====== Source data ======

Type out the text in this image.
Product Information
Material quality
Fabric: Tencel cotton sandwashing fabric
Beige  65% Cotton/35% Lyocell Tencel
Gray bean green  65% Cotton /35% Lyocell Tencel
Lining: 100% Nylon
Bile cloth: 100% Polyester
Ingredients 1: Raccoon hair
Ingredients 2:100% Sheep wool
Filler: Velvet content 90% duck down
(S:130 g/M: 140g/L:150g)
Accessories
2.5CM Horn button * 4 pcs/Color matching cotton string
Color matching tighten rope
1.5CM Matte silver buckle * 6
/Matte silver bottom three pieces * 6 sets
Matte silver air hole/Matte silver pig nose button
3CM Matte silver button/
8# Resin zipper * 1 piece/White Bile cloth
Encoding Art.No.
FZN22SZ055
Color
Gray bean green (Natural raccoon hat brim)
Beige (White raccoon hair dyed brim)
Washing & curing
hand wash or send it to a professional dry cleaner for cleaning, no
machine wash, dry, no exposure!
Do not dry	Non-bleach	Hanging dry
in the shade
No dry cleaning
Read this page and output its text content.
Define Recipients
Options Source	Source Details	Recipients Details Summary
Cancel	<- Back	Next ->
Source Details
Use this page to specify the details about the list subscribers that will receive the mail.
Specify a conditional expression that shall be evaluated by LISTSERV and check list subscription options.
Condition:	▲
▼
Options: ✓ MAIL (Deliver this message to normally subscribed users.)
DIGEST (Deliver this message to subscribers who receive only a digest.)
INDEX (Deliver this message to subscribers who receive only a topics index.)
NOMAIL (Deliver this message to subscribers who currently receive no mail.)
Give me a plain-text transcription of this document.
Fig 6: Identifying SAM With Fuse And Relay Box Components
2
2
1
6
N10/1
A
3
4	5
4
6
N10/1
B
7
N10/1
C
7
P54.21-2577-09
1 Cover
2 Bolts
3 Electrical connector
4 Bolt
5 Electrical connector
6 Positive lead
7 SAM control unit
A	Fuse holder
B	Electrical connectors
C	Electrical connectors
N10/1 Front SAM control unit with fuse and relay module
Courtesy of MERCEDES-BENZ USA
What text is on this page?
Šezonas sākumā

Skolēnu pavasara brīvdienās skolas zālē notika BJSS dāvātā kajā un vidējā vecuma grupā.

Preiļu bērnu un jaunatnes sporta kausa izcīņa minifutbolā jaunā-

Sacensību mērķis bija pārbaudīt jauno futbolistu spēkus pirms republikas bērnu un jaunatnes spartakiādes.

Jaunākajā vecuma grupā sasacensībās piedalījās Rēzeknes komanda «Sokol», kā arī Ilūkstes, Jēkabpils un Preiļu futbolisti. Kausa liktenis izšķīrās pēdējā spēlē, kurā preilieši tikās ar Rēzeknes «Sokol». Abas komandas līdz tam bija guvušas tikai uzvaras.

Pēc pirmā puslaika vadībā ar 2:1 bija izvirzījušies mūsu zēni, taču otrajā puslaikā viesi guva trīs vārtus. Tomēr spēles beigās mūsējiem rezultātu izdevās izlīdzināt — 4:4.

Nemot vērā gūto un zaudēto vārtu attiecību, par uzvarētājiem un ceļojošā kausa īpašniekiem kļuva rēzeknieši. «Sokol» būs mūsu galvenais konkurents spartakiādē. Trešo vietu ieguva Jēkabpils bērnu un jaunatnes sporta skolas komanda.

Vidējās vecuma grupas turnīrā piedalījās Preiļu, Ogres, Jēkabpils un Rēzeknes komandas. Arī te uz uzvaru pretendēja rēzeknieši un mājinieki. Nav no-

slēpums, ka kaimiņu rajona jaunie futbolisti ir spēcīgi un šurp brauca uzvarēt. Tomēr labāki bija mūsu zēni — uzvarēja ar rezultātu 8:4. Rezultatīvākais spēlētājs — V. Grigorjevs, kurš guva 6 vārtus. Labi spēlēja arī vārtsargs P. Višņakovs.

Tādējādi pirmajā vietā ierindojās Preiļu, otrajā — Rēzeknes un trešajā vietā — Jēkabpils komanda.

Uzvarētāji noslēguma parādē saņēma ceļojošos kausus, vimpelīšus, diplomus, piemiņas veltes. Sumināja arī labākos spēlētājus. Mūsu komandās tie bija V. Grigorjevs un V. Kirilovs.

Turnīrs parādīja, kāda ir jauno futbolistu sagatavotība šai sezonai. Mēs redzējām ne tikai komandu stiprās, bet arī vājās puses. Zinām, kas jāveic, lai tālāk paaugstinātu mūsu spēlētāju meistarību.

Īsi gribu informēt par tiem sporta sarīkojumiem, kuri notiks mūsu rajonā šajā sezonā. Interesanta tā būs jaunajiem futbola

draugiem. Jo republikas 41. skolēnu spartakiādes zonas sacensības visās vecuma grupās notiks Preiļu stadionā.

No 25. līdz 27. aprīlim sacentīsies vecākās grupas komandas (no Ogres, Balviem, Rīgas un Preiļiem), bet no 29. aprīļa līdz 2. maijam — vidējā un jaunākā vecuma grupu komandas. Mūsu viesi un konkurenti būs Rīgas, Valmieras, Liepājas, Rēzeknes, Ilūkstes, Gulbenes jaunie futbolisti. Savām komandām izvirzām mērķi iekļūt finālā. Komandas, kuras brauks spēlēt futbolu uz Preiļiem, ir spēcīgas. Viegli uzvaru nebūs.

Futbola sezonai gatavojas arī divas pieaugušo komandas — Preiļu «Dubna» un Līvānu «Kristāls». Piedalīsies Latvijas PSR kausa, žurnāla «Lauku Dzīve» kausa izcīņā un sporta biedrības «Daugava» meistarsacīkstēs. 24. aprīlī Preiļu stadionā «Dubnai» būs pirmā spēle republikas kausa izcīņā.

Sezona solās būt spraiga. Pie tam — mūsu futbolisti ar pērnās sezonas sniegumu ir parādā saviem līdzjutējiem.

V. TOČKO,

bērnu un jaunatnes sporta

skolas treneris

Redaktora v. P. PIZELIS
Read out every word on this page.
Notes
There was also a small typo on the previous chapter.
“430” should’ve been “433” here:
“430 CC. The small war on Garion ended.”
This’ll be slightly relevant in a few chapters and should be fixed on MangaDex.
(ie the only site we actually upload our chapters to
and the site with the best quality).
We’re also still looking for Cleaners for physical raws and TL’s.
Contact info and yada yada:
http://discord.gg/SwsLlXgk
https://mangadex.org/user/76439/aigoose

======

[Objective] Write the complete data out, exactly as above.

[Exercise solution]
Type out the text in this image.
Product Information
Material quality
Fabric: Tencel cotton sandwashing fabric
Beige  65% Cotton/35% Lyocell Tencel
Gray bean green  65% Cotton /35% Lyocell Tencel
Lining: 100% Nylon
Bile cloth: 100% Polyester
Ingredients 1: Raccoon hair
Ingredients 2:100% Sheep wool
Filler: Velvet content 90% duck down
(S:130 g/M: 140g/L:150g)
Accessories
2.5CM Horn button * 4 pcs/Color matching cotton string
Color matching tighten rope
1.5CM Matte silver buckle * 6
/Matte silver bottom three pieces * 6 sets
Matte silver air hole/Matte silver pig nose button
3CM Matte silver button/
8# Resin zipper * 1 piece/White Bile cloth
Encoding Art.No.
FZN22SZ055
Color
Gray bean green (Natural raccoon hat brim)
Beige (White raccoon hair dyed brim)
Washing & curing
hand wash or send it to a professional dry cleaner for cleaning, no
machine wash, dry, no exposure!
Do not dry	Non-bleach	Hanging dry
in the shade
No dry cleaning
Read this page and output its text content.
Define Recipients
Options Source	Source Details	Recipients Details Summary
Cancel	<- Back	Next ->
Source Details
Use this page to specify the details about the list subscribers that will receive the mail.
Specify a conditional expression that shall be evaluated by LISTSERV and check list subscription options.
Condition:	▲
▼
Options: ✓ MAIL (Deliver this message to normally subscribed users.)
DIGEST (Deliver this message to subscribers who receive only a digest.)
INDEX (Deliver this message to subscribers who receive only a topics index.)
NOMAIL (Deliver this message to subscribers who currently receive no mail.)
Give me a plain-text transcription of this document.
Fig 6: Identifying SAM With Fuse And Relay Box Components
2
2
1
6
N10/1
A
3
4	5
4
6
N10/1
B
7
N10/1
C
7
P54.21-2577-09
1 Cover
2 Bolts
3 Electrical connector
4 Bolt
5 Electrical connector
6 Positive lead
7 SAM control unit
A	Fuse holder
B	Electrical connectors
C	Electrical connectors
N10/1 Front SAM control unit with fuse and relay module
Courtesy of MERCEDES-BENZ USA
What text is on this page?
Šezonas sākumā

Skolēnu pavasara brīvdienās skolas zālē notika BJSS dāvātā kajā un vidējā vecuma grupā.

Preiļu bērnu un jaunatnes sporta kausa izcīņa minifutbolā jaunā-

Sacensību mērķis bija pārbaudīt jauno futbolistu spēkus pirms republikas bērnu un jaunatnes spartakiādes.

Jaunākajā vecuma grupā sasacensībās piedalījās Rēzeknes komanda «Sokol», kā arī Ilūkstes, Jēkabpils un Preiļu futbolisti. Kausa liktenis izšķīrās pēdējā spēlē, kurā preilieši tikās ar Rēzeknes «Sokol». Abas komandas līdz tam bija guvušas tikai uzvaras.

Pēc pirmā puslaika vadībā ar 2:1 bija izvirzījušies mūsu zēni, taču otrajā puslaikā viesi guva trīs vārtus. Tomēr spēles beigās mūsējiem rezultātu izdevās izlīdzināt — 4:4.

Nemot vērā gūto un zaudēto vārtu attiecību, par uzvarētājiem un ceļojošā kausa īpašniekiem kļuva rēzeknieši. «Sokol» būs mūsu galvenais konkurents spartakiādē. Trešo vietu ieguva Jēkabpils bērnu un jaunatnes sporta skolas komanda.

Vidējās vecuma grupas turnīrā piedalījās Preiļu, Ogres, Jēkabpils un Rēzeknes komandas. Arī te uz uzvaru pretendēja rēzeknieši un mājinieki. Nav no-

slēpums, ka kaimiņu rajona jaunie futbolisti ir spēcīgi un šurp brauca uzvarēt. Tomēr labāki bija mūsu zēni — uzvarēja ar rezultātu 8:4. Rezultatīvākais spēlētājs — V. Grigorjevs, kurš guva 6 vārtus. Labi spēlēja arī vārtsargs P. Višņakovs.

Tādējādi pirmajā vietā ierindojās Preiļu, otrajā — Rēzeknes un trešajā vietā — Jēkabpils komanda.

Uzvarētāji noslēguma parādē saņēma ceļojošos kausus, vimpelīšus, diplomus, piemiņas veltes. Sumināja arī labākos spēlētājus. Mūsu komandās tie bija V. Grigorjevs un V. Kirilovs.

Turnīrs parādīja, kāda ir jauno futbolistu sagatavotība šai sezonai. Mēs redzējām ne tikai komandu stiprās, bet arī vājās puses. Zinām, kas jāveic, lai tālāk paaugstinātu mūsu spēlētāju meistarību.

Īsi gribu informēt par tiem sporta sarīkojumiem, kuri notiks mūsu rajonā šajā sezonā. Interesanta tā būs jaunajiem futbola

draugiem. Jo republikas 41. skolēnu spartakiādes zonas sacensības visās vecuma grupās notiks Preiļu stadionā.

No 25. līdz 27. aprīlim sacentīsies vecākās grupas komandas (no Ogres, Balviem, Rīgas un Preiļiem), bet no 29. aprīļa līdz 2. maijam — vidējā un jaunākā vecuma grupu komandas. Mūsu viesi un konkurenti būs Rīgas, Valmieras, Liepājas, Rēzeknes, Ilūkstes, Gulbenes jaunie futbolisti. Savām komandām izvirzām mērķi iekļūt finālā. Komandas, kuras brauks spēlēt futbolu uz Preiļiem, ir spēcīgas. Viegli uzvaru nebūs.

Futbola sezonai gatavojas arī divas pieaugušo komandas — Preiļu «Dubna» un Līvānu «Kristāls». Piedalīsies Latvijas PSR kausa, žurnāla «Lauku Dzīve» kausa izcīņā un sporta biedrības «Daugava» meistarsacīkstēs. 24. aprīlī Preiļu stadionā «Dubnai» būs pirmā spēle republikas kausa izcīņā.

Sezona solās būt spraiga. Pie tam — mūsu futbolisti ar pērnās sezonas sniegumu ir parādā saviem līdzjutējiem.

V. TOČKO,

bērnu un jaunatnes sporta

skolas treneris

Redaktora v. P. PIZELIS
Read out every word on this page.
Notes
There was also a small typo on the previous chapter.
“430” should’ve been “433” here:
“430 CC. The small war on Garion ended.”
This’ll be slightly relevant in a few chapters and should be fixed on MangaDex.
(ie the only site we actually upload our chapters to
and the site with the best quality).
We’re also still looking for Cleaners for physical raws and TL’s.
Contact info and yada yada:
http://discord.gg/SwsLlXgk
https://mangadex.org/user/76439/aigoose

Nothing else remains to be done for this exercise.